> _REQUIREMENTS_: Pictures aside, write out every record exactly as it appears.

> _EXERCISE INPUTS_:
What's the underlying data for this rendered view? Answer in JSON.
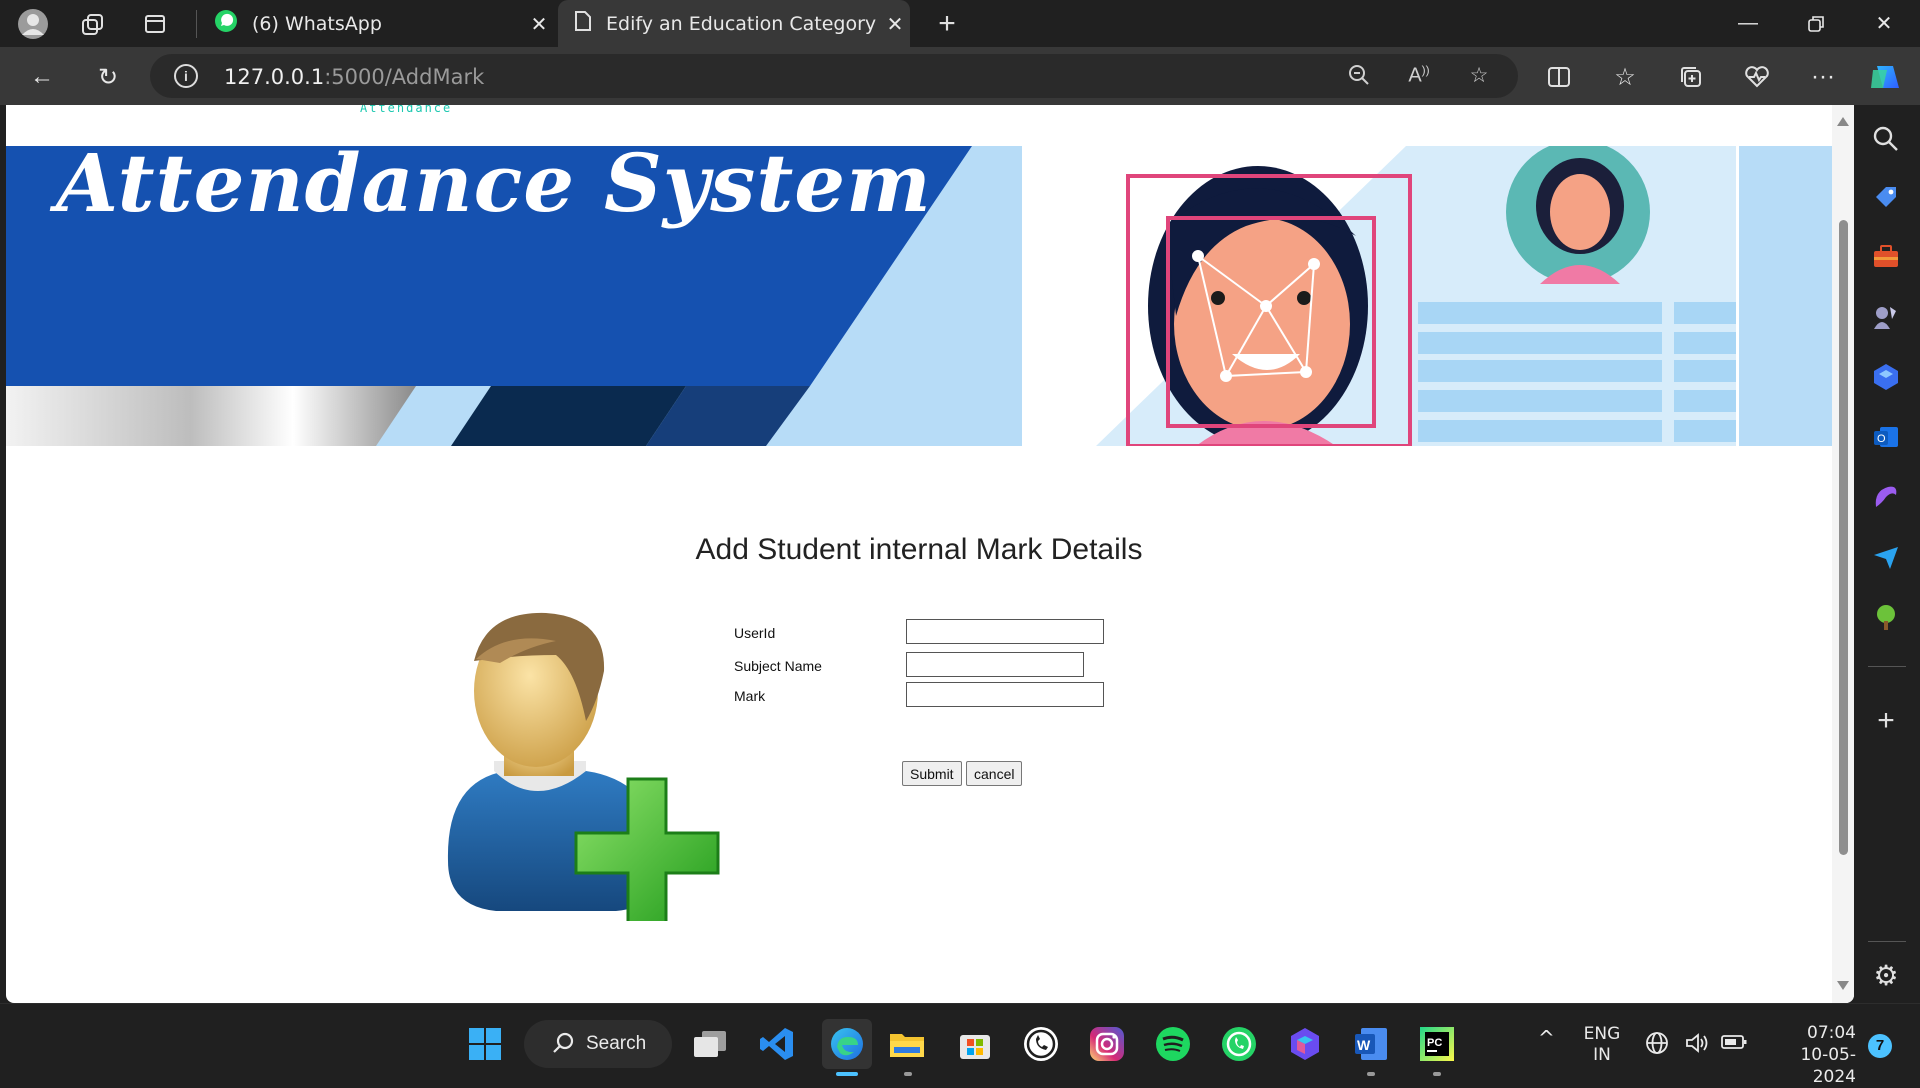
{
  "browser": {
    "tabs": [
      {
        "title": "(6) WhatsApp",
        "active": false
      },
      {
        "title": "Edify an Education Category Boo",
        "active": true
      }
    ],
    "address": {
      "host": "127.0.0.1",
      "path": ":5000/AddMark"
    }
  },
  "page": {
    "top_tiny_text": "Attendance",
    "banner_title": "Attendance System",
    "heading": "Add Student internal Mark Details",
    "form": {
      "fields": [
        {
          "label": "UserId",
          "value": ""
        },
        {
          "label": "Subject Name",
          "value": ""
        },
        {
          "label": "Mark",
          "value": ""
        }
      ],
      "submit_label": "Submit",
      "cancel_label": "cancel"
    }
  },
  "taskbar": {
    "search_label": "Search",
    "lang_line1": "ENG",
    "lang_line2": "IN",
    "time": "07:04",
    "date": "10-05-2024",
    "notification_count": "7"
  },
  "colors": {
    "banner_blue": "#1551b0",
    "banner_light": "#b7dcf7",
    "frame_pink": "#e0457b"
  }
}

> _WRITTEN RESPONSE_:
What's the underlying data for this rendered view? Answer in JSON.
{
  "browser": {
    "tabs": [
      {
        "title": "(6) WhatsApp",
        "active": false
      },
      {
        "title": "Edify an Education Category Boo",
        "active": true
      }
    ],
    "address": {
      "host": "127.0.0.1",
      "path": ":5000/AddMark"
    }
  },
  "page": {
    "top_tiny_text": "Attendance",
    "banner_title": "Attendance System",
    "heading": "Add Student internal Mark Details",
    "form": {
      "fields": [
        {
          "label": "UserId",
          "value": ""
        },
        {
          "label": "Subject Name",
          "value": ""
        },
        {
          "label": "Mark",
          "value": ""
        }
      ],
      "submit_label": "Submit",
      "cancel_label": "cancel"
    }
  },
  "taskbar": {
    "search_label": "Search",
    "lang_line1": "ENG",
    "lang_line2": "IN",
    "time": "07:04",
    "date": "10-05-2024",
    "notification_count": "7"
  },
  "colors": {
    "banner_blue": "#1551b0",
    "banner_light": "#b7dcf7",
    "frame_pink": "#e0457b"
  }
}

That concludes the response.